What is needed: Narrow the data below down to the lines containing "vise".

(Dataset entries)
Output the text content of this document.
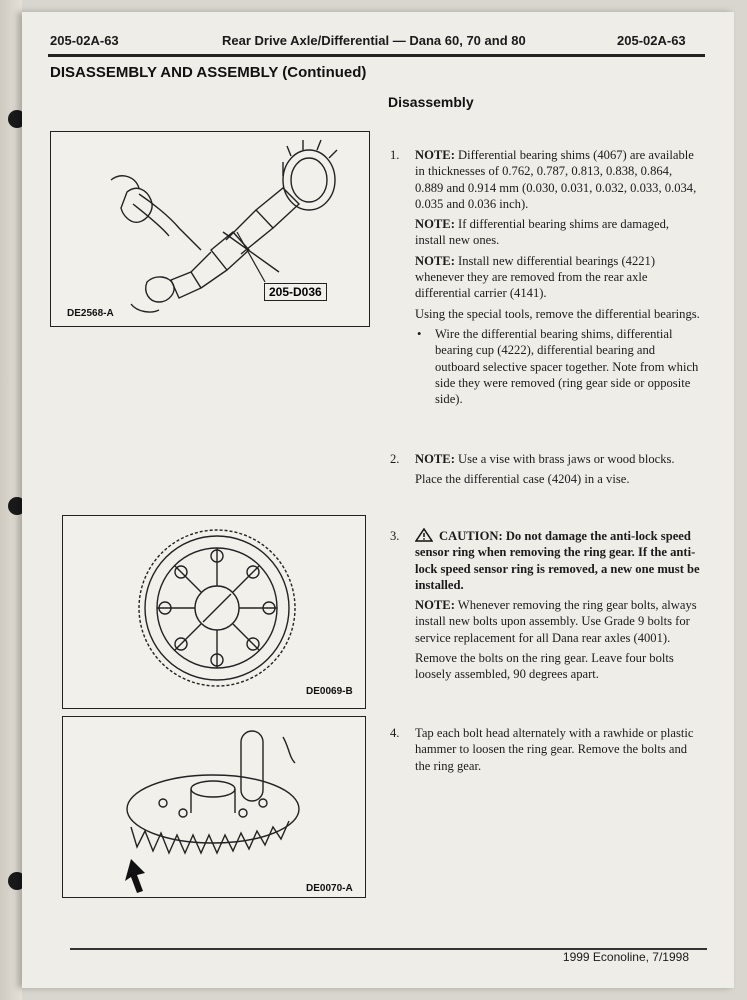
205-02A-63	Rear Drive Axle/Differential — Dana 60, 70 and 80	205-02A-63
DISASSEMBLY AND ASSEMBLY (Continued)
Disassembly
205-D036
DE2568-A
DE0069-B
DE0070-A
1. NOTE: Differential bearing shims (4067) are available in thicknesses of 0.762, 0.787, 0.813, 0.838, 0.864, 0.889 and 0.914 mm (0.030, 0.031, 0.032, 0.033, 0.034, 0.035 and 0.036 inch).

NOTE: If differential bearing shims are damaged, install new ones.

NOTE: Install new differential bearings (4221) whenever they are removed from the rear axle differential carrier (4141).

Using the special tools, remove the differential bearings.

• Wire the differential bearing shims, differential bearing cup (4222), differential bearing and outboard selective spacer together. Note from which side they were removed (ring gear side or opposite side).

2. NOTE: Use a vise with brass jaws or wood blocks.

Place the differential case (4204) in a vise.

3.	CAUTION: Do not damage the anti-lock speed sensor ring when removing the ring gear. If the anti-lock speed sensor ring is removed, a new one must be installed.

NOTE: Whenever removing the ring gear bolts, always install new bolts upon assembly. Use Grade 9 bolts for service replacement for all Dana rear axles (4001).

Remove the bolts on the ring gear. Leave four bolts loosely assembled, 90 degrees apart.

4. Tap each bolt head alternately with a rawhide or plastic hammer to loosen the ring gear. Remove the bolts and the ring gear.

1999 Econoline, 7/1998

Complete output:
2. NOTE: Use a vise with brass jaws or wood blocks.
Place the differential case (4204) in a vise.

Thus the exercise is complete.